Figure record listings
━━━━━━━━━━
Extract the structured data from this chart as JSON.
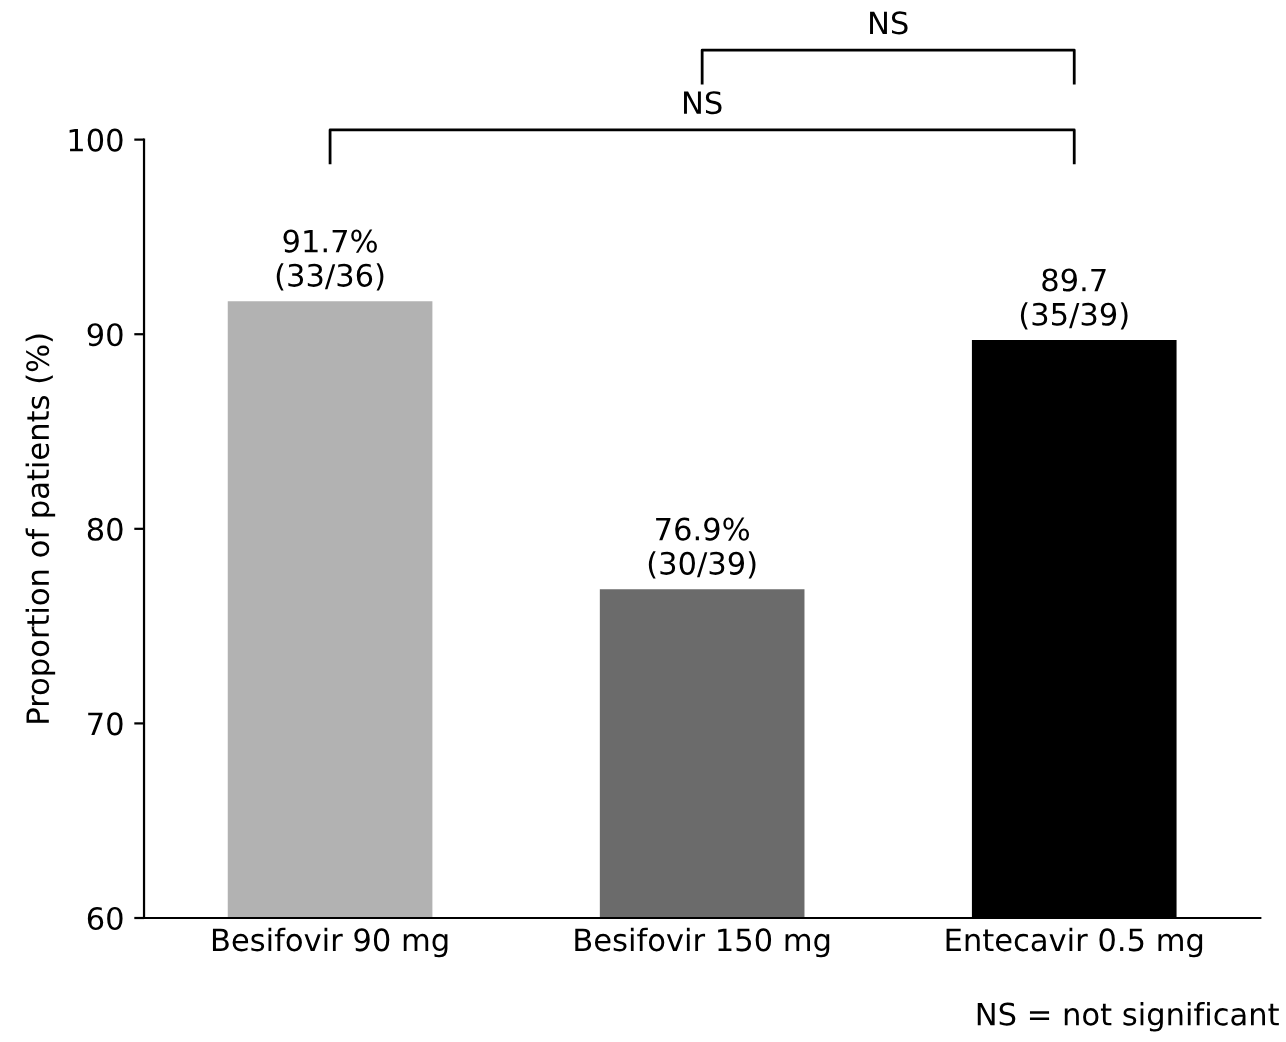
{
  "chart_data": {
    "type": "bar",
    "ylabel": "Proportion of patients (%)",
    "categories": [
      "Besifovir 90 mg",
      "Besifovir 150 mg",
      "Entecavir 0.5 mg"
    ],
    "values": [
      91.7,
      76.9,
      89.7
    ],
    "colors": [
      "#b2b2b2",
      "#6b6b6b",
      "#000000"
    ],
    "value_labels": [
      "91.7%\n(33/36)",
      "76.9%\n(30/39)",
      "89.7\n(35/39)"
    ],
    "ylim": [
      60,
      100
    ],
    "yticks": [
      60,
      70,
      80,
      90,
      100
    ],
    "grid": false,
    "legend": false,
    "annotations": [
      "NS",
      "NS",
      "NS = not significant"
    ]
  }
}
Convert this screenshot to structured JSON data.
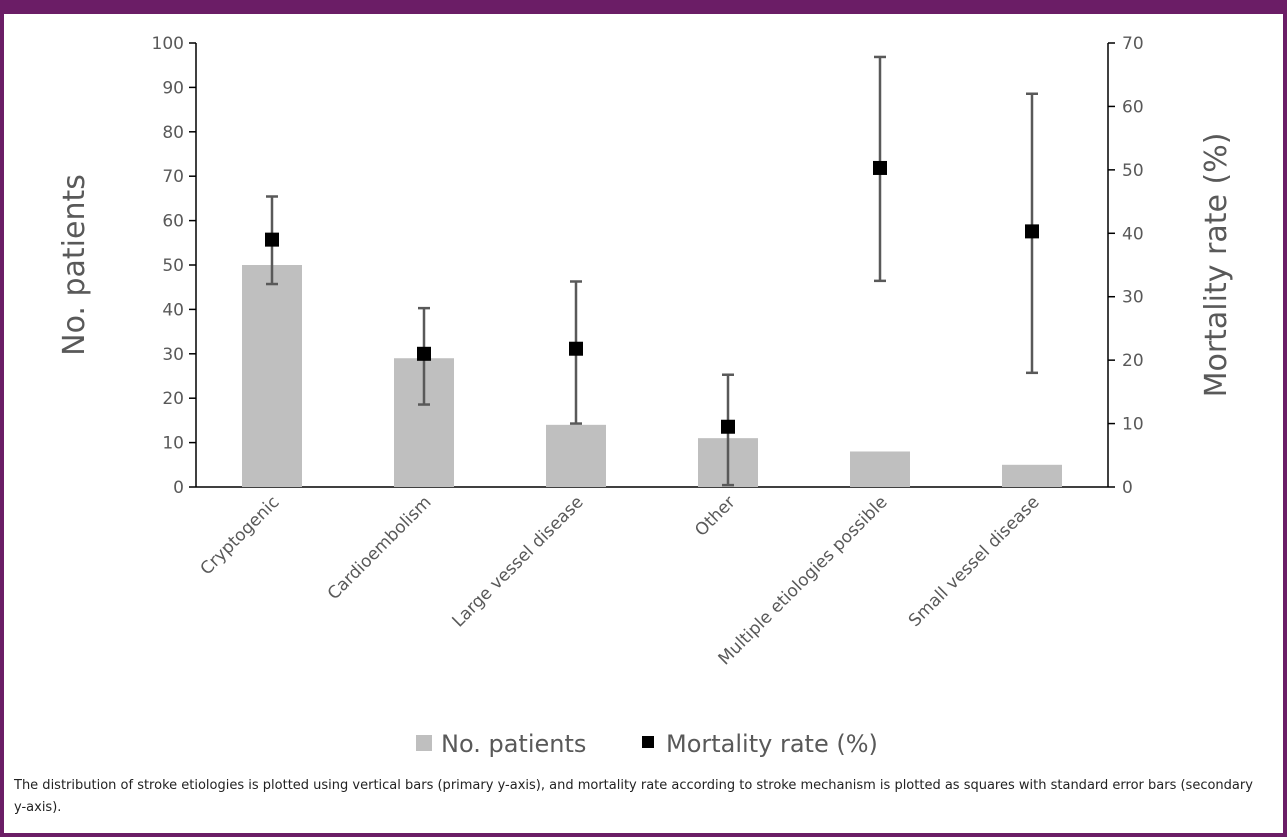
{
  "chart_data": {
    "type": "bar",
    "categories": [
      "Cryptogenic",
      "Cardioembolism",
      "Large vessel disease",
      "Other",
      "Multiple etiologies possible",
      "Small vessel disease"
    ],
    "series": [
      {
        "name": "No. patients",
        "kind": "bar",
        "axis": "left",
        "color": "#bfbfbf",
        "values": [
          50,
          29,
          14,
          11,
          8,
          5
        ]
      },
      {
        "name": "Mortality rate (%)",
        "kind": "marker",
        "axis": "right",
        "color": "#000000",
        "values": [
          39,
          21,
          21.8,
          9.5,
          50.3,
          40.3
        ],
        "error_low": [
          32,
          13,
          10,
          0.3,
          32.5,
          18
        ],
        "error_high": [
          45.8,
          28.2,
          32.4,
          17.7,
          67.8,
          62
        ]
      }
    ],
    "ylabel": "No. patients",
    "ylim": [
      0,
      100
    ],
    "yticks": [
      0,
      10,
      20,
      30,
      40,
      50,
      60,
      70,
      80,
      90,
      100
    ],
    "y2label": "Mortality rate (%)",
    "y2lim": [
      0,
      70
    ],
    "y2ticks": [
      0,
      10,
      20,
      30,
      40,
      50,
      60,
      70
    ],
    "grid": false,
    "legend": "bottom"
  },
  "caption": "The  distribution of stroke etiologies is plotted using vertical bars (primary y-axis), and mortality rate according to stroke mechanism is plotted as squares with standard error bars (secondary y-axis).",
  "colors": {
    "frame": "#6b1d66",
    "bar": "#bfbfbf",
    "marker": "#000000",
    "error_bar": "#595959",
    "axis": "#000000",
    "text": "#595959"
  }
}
━━━━━━━━━━
__What the task requires__:
Where the word "rate" shows up in a line of the entries above, copy that line.

__Solution below__:
        "name": "Mortality rate (%)",
    "y2label": "Mortality rate (%)",
  "caption": "The  distribution of stroke etiologies is plotted using vertical bars (primary y-axis), and mortality rate according to stroke mechanism is plotted as squares with standard error bars (secondary y-axis).",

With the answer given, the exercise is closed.